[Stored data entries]
• • •

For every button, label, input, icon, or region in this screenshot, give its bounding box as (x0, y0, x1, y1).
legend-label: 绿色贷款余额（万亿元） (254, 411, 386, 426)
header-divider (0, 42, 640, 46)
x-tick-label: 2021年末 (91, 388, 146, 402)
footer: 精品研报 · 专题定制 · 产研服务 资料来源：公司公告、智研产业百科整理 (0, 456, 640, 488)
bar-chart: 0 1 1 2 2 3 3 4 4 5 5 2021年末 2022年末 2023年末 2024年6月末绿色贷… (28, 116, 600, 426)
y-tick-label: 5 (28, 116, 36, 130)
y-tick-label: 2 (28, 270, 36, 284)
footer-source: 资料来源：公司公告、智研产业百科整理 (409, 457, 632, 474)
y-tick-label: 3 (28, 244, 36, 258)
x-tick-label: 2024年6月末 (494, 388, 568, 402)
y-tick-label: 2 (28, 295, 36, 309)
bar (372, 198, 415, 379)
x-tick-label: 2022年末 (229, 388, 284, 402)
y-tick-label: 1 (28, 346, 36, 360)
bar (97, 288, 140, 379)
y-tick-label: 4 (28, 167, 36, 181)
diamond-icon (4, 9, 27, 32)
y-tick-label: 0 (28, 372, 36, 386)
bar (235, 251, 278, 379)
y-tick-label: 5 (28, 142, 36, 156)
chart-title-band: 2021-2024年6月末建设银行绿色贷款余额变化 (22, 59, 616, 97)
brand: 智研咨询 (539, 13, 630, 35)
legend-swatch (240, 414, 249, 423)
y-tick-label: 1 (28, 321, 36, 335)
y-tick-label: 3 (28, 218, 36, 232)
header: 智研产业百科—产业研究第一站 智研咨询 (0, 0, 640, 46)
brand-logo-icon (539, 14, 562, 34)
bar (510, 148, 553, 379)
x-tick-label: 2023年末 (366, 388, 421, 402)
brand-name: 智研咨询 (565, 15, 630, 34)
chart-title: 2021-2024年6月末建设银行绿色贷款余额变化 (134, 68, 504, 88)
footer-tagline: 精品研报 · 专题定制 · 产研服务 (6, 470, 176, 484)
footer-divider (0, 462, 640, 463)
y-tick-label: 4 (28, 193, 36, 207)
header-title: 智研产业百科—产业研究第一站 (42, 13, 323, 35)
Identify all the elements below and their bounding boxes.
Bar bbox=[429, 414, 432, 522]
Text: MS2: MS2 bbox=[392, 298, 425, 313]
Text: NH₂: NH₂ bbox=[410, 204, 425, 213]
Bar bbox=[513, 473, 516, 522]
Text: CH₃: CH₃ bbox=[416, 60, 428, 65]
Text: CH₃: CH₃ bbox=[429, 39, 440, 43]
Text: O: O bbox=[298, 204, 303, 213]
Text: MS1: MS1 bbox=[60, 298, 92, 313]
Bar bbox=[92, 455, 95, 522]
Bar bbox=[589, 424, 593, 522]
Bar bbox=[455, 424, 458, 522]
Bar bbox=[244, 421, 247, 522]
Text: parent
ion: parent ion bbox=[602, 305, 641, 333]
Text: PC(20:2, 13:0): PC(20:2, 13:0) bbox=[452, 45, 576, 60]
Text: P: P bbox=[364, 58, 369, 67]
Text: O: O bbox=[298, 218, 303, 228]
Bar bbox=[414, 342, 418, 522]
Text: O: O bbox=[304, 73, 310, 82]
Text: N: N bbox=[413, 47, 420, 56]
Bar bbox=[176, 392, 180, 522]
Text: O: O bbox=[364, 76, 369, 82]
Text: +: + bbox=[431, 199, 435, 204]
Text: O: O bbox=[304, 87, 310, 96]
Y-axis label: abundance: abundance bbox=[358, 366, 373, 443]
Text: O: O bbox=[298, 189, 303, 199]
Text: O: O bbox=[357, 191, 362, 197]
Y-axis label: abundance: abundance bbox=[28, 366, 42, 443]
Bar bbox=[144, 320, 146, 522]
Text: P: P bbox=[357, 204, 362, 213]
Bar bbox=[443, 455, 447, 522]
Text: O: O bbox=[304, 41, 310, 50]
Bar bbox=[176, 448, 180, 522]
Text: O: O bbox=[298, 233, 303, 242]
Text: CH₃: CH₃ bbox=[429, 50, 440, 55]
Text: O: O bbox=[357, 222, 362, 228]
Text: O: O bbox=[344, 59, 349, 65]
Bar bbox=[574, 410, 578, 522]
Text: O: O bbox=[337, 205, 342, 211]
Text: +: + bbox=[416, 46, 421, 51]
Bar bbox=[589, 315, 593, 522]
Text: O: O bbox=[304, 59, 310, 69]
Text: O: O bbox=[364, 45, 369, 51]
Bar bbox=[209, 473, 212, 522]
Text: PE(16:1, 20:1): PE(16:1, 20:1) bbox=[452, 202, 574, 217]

• • •

AIM OF THE EXERCISE –
Print the rows above again word for word, starting at the very first row and stopping after the row that contains "y-tick-label: 2 (28, 270, 36, 284)".

SOLUTION TO THE PROBLEM –
For every button, label, input, icon, or region in this screenshot, give its bounding box as (x0, y0, x1, y1).
legend-label: 绿色贷款余额（万亿元） (254, 411, 386, 426)
header-divider (0, 42, 640, 46)
x-tick-label: 2021年末 (91, 388, 146, 402)
footer: 精品研报 · 专题定制 · 产研服务 资料来源：公司公告、智研产业百科整理 (0, 456, 640, 488)
bar-chart: 0 1 1 2 2 3 3 4 4 5 5 2021年末 2022年末 2023年末 2024年6月末绿色贷… (28, 116, 600, 426)
y-tick-label: 5 (28, 116, 36, 130)
y-tick-label: 2 (28, 270, 36, 284)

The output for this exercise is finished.